SHORT EXERCISE ->
Locate the string "JSON" throughout the material and copy every line in which it occurs.

PROVIDED RECORDS ->

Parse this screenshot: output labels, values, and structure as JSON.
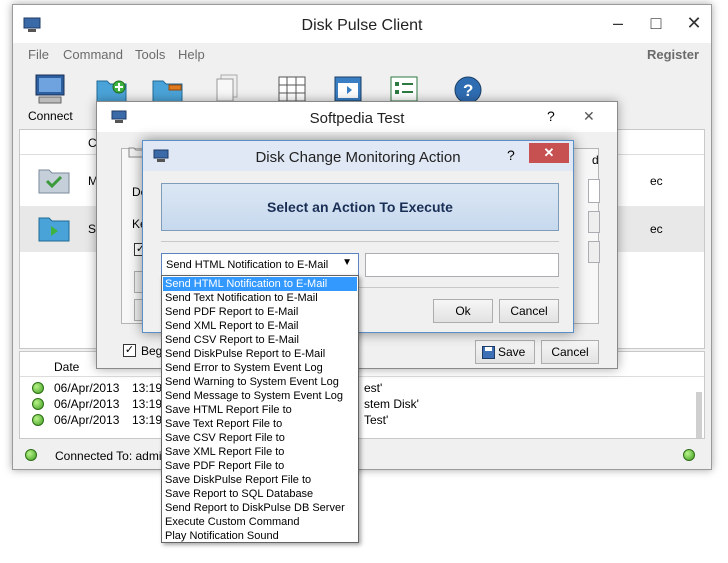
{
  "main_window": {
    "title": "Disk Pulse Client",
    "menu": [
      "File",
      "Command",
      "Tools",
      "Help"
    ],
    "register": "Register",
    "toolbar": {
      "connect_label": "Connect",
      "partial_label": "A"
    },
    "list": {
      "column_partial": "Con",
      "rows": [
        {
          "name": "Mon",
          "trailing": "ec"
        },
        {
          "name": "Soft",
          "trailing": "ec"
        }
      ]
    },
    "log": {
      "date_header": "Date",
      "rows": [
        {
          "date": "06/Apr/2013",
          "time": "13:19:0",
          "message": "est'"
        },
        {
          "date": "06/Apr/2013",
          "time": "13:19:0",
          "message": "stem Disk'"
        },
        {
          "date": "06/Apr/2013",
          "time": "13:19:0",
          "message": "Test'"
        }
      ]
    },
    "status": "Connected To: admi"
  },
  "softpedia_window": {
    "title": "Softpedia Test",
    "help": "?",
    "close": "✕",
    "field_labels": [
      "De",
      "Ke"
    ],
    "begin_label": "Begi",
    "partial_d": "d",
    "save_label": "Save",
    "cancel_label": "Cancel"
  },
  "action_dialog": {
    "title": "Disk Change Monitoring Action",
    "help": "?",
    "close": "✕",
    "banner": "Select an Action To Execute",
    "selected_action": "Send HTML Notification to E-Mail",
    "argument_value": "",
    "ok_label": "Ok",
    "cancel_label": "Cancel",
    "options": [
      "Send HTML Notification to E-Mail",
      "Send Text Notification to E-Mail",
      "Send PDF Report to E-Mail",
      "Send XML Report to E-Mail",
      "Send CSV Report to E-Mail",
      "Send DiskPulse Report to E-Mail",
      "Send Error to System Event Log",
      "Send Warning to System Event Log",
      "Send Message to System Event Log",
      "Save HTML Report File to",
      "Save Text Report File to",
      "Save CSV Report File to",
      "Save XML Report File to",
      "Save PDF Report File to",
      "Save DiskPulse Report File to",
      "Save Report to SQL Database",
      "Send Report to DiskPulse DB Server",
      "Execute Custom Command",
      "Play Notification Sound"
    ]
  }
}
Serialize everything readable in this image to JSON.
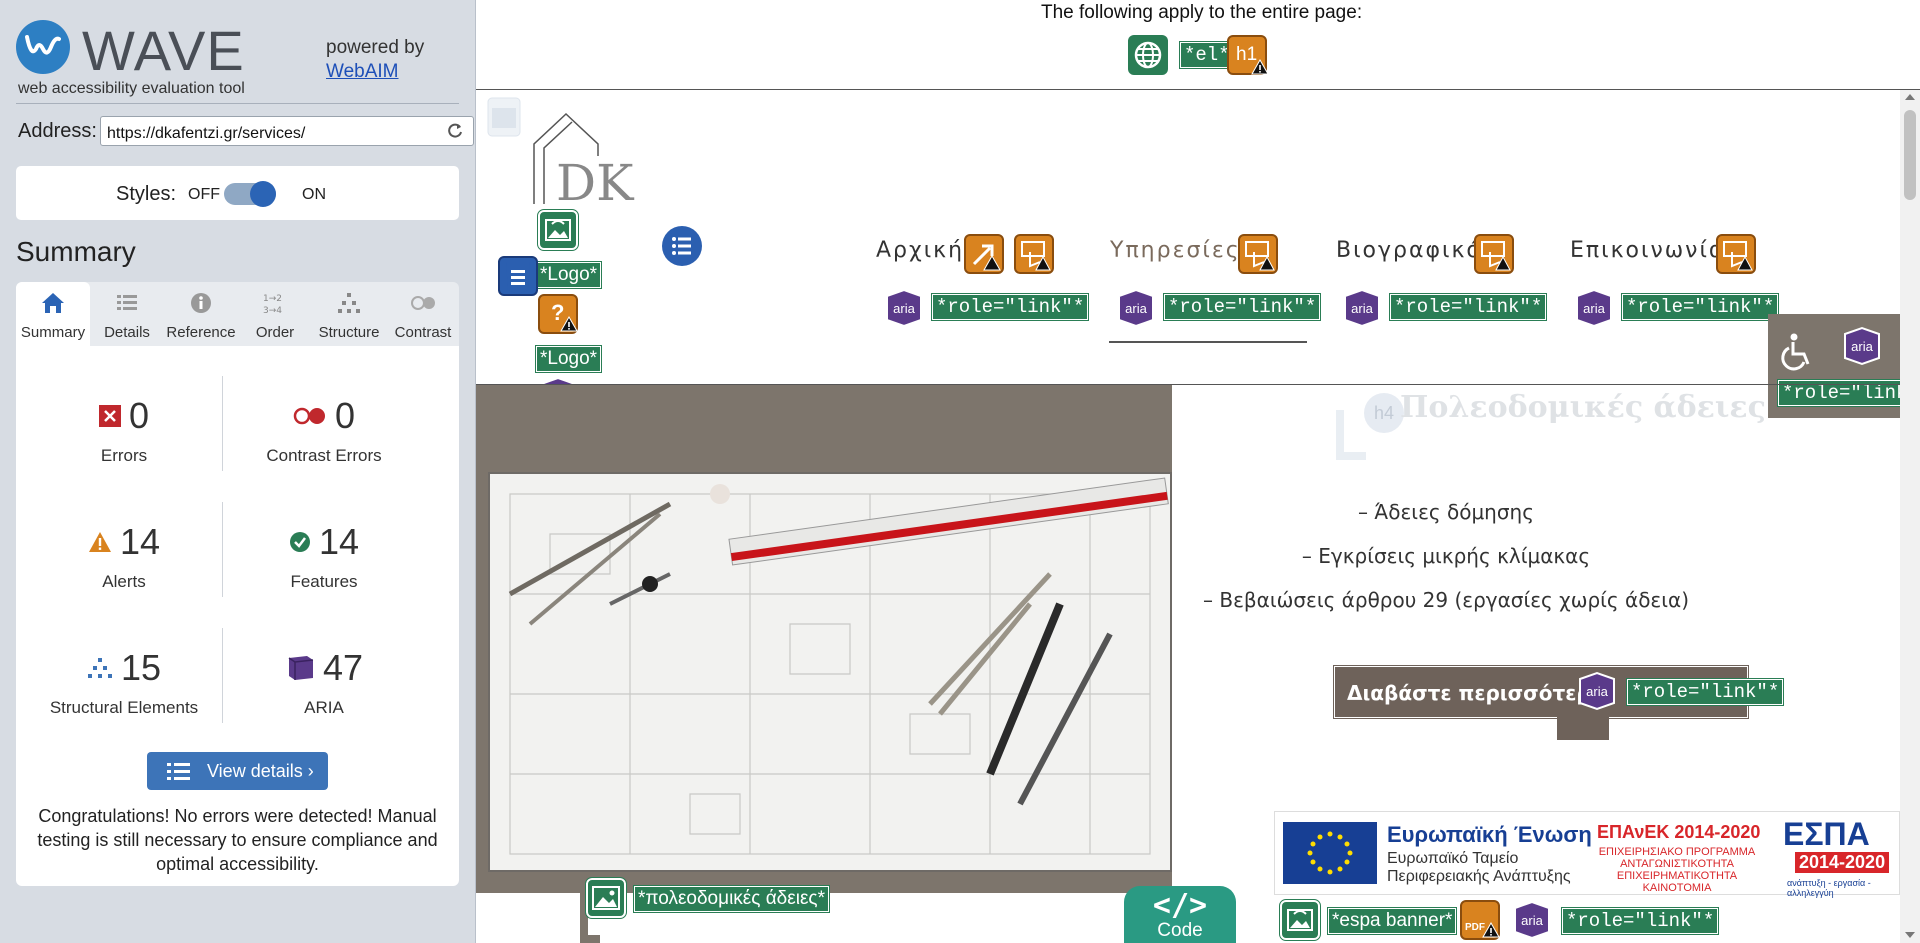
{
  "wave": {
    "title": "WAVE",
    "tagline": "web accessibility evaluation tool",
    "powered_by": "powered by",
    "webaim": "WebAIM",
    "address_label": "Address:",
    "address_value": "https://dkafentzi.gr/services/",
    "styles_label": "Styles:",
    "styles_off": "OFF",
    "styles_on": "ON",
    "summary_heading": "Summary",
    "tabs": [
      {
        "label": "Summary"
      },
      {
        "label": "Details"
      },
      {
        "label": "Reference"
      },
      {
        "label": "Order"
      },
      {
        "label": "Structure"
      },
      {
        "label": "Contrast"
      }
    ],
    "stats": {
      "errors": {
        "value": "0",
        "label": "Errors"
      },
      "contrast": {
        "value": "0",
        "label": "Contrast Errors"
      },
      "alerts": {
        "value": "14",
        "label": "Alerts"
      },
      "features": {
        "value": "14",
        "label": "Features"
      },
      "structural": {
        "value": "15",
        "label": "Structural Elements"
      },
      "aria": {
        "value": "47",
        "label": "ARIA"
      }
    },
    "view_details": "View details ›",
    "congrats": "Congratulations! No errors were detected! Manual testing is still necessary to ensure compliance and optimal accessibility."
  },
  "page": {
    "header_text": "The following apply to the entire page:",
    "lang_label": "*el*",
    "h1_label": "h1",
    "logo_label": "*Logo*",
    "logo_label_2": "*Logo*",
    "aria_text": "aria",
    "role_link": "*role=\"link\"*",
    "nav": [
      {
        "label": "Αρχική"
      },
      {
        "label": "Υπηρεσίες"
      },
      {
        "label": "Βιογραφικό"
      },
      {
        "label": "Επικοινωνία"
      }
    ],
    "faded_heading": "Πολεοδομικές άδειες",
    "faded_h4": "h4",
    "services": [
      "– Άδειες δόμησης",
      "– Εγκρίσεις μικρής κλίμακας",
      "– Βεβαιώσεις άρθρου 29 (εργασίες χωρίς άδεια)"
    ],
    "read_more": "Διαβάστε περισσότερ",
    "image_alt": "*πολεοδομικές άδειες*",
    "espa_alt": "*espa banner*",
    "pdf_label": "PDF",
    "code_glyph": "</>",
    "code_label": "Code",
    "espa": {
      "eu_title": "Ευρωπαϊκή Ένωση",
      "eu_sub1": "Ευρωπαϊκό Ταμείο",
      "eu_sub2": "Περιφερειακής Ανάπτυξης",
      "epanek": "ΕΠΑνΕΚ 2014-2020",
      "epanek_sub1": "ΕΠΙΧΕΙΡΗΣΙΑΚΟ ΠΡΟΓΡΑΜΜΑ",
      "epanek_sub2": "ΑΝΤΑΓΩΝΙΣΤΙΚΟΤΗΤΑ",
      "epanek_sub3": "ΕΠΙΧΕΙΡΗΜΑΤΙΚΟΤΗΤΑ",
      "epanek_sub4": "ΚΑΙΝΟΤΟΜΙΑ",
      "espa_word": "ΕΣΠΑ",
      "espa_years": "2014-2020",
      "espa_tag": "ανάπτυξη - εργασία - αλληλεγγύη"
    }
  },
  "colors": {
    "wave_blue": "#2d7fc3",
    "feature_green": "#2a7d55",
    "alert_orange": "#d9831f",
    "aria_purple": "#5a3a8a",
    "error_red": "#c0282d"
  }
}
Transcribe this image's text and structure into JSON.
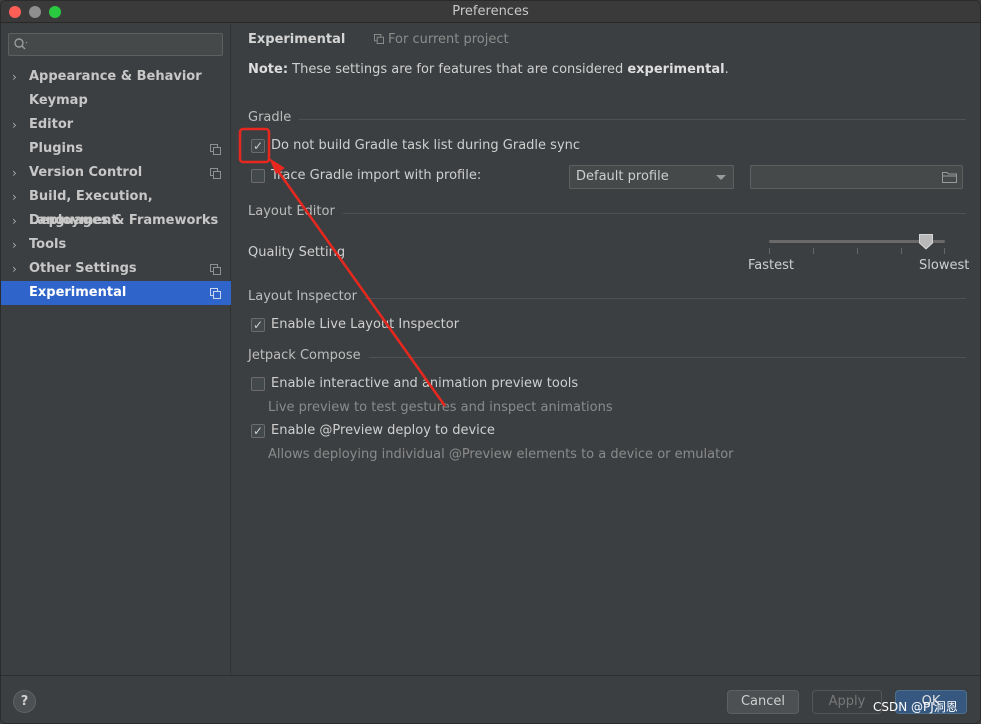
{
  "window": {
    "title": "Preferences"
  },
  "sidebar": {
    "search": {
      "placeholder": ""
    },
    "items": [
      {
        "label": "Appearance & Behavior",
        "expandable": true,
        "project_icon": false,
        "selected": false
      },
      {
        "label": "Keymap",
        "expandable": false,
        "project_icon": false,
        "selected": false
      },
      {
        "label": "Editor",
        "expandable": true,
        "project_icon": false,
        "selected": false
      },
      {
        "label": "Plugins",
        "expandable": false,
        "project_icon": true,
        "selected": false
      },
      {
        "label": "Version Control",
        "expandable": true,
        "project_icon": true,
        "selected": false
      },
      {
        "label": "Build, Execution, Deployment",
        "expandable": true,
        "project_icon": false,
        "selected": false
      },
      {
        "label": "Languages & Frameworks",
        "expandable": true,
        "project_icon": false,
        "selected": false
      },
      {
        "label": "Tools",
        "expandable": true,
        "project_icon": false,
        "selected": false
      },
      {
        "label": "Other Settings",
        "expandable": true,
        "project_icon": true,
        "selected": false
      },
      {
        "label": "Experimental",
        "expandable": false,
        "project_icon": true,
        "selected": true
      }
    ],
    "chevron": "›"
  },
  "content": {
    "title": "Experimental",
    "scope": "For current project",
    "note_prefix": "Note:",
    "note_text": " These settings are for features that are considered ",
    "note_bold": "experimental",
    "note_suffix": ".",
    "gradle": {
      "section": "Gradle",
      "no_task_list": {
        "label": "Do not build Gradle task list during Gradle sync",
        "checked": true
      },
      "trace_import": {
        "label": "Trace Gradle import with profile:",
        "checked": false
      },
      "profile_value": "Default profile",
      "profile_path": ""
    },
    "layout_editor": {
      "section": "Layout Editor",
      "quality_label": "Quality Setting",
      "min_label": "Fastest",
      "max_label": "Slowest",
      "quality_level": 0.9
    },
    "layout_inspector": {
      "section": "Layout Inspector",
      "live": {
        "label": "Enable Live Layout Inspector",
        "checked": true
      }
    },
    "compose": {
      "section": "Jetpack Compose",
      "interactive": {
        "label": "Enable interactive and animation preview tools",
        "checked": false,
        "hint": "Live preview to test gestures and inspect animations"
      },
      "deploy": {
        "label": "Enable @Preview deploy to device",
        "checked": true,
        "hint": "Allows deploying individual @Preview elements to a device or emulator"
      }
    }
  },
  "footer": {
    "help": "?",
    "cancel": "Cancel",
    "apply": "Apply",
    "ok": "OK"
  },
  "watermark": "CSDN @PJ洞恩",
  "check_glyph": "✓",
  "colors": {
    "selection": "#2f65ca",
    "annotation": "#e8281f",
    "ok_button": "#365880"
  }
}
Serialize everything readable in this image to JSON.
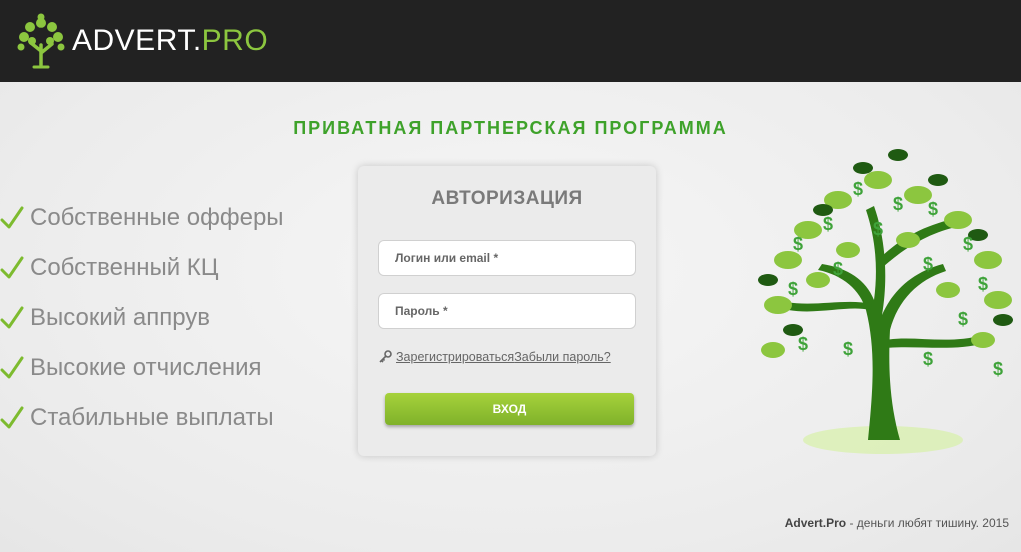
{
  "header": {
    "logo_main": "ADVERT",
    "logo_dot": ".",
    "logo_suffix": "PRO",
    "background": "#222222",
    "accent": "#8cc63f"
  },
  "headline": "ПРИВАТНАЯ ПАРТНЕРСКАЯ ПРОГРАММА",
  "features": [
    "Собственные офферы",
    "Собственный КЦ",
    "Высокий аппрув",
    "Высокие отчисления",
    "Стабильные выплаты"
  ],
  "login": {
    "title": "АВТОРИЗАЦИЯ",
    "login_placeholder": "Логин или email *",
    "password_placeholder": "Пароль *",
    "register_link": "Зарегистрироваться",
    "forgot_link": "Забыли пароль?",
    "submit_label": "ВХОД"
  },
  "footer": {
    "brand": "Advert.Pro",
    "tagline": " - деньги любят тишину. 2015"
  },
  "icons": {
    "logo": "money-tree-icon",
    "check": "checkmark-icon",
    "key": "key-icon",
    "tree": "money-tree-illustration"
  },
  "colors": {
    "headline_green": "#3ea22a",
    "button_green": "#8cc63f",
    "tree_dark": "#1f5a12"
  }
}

RESULT ->
Parse this screenshot: output labels, values, and structure as JSON.
Serialize everything readable in this image to JSON.
Transcribe this image's text and structure into JSON.
Serialize everything readable in this image to JSON.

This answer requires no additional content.